Description of the task:
Everything in the data should be repeated exactly, save for the images.
**** Data excerpts ****
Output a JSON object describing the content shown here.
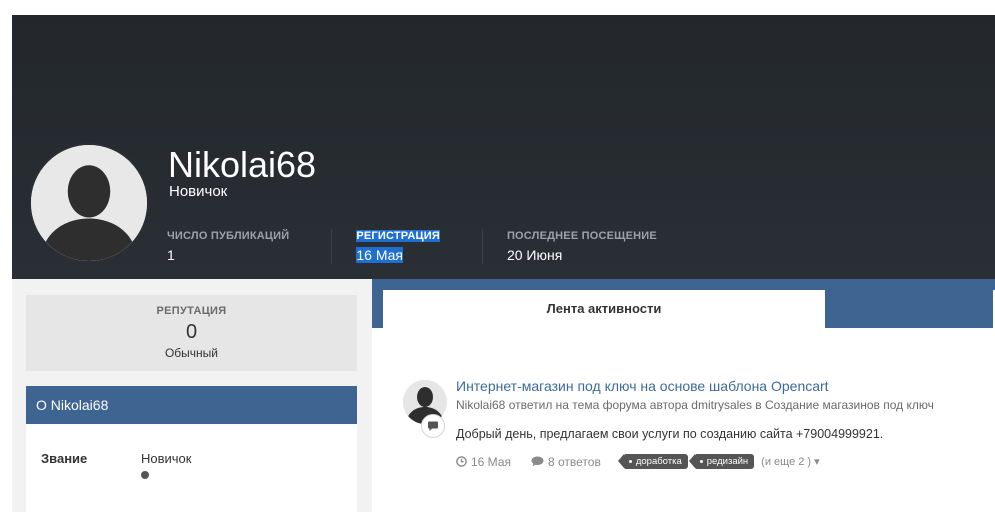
{
  "profile": {
    "username": "Nikolai68",
    "rank": "Новичок",
    "stats": [
      {
        "label": "Число публикаций",
        "value": "1"
      },
      {
        "label": "Регистрация",
        "value": "16 Мая"
      },
      {
        "label": "Последнее посещение",
        "value": "20 Июня"
      }
    ]
  },
  "sidebar": {
    "reputation_label": "РЕПУТАЦИЯ",
    "reputation_value": "0",
    "reputation_type": "Обычный",
    "about_title": "О Nikolai68",
    "about_key": "Звание",
    "about_value": "Новичок"
  },
  "tabs": {
    "active_label": "Лента активности"
  },
  "activity": {
    "title": "Интернет-магазин под ключ на основе шаблона Opencart",
    "meta": "Nikolai68 ответил на тема форума автора dmitrysales в Создание магазинов под ключ",
    "body": "Добрый день, предлагаем свои услуги по созданию сайта +79004999921.",
    "date": "16 Мая",
    "replies": "8 ответов",
    "tags": [
      "доработка",
      "редизайн"
    ],
    "more": "(и еще 2 )"
  },
  "colors": {
    "header_bg": "#262b31",
    "accent_blue": "#3e6591",
    "highlight": "#1f6fd1",
    "link": "#3d6b9c"
  }
}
****
Solution:
Output a JSON object describing the content shown here.
{
  "profile": {
    "username": "Nikolai68",
    "rank": "Новичок",
    "stats": [
      {
        "label": "Число публикаций",
        "value": "1"
      },
      {
        "label": "Регистрация",
        "value": "16 Мая"
      },
      {
        "label": "Последнее посещение",
        "value": "20 Июня"
      }
    ]
  },
  "sidebar": {
    "reputation_label": "РЕПУТАЦИЯ",
    "reputation_value": "0",
    "reputation_type": "Обычный",
    "about_title": "О Nikolai68",
    "about_key": "Звание",
    "about_value": "Новичок"
  },
  "tabs": {
    "active_label": "Лента активности"
  },
  "activity": {
    "title": "Интернет-магазин под ключ на основе шаблона Opencart",
    "meta": "Nikolai68 ответил на тема форума автора dmitrysales в Создание магазинов под ключ",
    "body": "Добрый день, предлагаем свои услуги по созданию сайта +79004999921.",
    "date": "16 Мая",
    "replies": "8 ответов",
    "tags": [
      "доработка",
      "редизайн"
    ],
    "more": "(и еще 2 )"
  },
  "colors": {
    "header_bg": "#262b31",
    "accent_blue": "#3e6591",
    "highlight": "#1f6fd1",
    "link": "#3d6b9c"
  }
}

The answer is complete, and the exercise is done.